(Stored data entries)
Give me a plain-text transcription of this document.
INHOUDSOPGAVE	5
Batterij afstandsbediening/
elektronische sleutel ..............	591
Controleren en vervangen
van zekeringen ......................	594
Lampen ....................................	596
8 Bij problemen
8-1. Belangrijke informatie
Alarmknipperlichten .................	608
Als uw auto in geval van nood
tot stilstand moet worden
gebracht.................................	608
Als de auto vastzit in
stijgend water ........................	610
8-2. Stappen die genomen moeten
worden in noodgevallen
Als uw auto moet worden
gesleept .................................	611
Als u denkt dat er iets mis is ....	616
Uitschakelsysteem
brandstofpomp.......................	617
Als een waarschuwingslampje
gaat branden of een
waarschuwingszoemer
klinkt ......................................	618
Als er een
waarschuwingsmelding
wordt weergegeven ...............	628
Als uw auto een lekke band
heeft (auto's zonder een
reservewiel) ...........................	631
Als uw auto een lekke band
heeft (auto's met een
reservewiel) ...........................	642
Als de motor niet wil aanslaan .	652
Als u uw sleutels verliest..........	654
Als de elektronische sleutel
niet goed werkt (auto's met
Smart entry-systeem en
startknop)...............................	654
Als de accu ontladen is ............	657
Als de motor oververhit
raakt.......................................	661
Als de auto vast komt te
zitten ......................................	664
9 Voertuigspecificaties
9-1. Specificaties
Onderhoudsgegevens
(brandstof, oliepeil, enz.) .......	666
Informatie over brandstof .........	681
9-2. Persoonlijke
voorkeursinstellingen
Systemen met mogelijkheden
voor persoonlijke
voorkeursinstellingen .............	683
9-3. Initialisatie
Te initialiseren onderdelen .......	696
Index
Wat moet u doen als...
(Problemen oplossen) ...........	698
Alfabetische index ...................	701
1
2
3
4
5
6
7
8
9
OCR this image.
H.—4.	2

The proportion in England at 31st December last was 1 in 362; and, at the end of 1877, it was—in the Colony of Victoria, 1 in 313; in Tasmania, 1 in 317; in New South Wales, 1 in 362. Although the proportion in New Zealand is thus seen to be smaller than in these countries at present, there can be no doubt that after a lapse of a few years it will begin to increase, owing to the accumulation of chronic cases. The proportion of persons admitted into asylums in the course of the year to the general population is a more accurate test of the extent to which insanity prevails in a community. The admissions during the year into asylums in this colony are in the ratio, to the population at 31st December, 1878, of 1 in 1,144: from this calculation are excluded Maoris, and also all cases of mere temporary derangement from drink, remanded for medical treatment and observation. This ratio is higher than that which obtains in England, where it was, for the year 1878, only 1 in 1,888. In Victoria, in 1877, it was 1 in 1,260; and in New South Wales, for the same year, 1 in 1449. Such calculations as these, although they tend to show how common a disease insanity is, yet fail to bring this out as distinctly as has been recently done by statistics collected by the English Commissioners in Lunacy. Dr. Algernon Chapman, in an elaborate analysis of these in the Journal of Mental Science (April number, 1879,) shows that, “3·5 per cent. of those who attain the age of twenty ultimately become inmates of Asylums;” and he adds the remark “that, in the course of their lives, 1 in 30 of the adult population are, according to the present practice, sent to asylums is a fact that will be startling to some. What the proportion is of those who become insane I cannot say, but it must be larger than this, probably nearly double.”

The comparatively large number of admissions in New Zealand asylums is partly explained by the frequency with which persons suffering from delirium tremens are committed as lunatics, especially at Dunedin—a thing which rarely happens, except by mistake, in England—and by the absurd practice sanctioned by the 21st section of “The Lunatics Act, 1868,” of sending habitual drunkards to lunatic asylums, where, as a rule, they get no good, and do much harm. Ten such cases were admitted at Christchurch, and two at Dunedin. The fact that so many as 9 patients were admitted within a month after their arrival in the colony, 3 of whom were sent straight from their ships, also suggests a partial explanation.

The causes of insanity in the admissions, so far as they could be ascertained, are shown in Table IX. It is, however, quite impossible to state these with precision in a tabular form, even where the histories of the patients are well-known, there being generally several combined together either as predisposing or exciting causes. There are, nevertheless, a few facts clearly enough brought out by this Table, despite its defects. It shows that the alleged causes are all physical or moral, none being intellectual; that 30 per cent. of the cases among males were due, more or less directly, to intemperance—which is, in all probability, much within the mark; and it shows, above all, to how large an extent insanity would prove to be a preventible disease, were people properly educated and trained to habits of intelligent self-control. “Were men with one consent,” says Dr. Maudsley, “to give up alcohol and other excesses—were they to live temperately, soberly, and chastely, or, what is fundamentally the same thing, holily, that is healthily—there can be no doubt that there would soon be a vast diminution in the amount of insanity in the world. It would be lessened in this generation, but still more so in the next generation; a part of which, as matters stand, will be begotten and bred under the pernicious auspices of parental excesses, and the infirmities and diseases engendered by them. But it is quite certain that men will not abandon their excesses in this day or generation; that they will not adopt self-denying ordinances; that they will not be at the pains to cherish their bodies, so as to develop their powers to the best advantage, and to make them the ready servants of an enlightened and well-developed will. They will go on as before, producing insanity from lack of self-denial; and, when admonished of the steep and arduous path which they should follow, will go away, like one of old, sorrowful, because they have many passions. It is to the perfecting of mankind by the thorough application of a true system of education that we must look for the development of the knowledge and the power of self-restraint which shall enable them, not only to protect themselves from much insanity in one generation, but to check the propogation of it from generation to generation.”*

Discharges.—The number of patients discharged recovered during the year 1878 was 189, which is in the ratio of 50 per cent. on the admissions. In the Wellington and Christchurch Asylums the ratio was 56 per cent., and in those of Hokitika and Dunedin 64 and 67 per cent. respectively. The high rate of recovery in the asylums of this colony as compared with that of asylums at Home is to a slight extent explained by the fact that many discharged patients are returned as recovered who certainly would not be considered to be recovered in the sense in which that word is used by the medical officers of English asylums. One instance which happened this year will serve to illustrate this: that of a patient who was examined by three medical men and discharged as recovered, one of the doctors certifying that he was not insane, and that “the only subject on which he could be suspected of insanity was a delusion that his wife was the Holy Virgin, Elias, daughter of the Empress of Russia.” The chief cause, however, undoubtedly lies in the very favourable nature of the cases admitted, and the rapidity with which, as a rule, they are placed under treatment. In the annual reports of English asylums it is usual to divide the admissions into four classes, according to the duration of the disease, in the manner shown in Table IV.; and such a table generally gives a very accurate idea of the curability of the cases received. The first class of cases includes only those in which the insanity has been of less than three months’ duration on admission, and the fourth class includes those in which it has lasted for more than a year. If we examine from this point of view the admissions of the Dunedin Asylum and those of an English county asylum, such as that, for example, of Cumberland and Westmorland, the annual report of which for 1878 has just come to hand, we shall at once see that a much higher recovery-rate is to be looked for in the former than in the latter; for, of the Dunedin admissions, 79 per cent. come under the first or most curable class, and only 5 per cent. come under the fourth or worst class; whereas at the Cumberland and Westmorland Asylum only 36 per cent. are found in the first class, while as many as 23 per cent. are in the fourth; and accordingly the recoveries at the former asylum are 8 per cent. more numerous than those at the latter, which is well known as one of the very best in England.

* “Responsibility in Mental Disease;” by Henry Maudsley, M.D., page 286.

Aim of the exercise
Count the lines of the data that hold the word "voorkeursinstellingen". Report the count and nothing more.

Answer for this exercise
2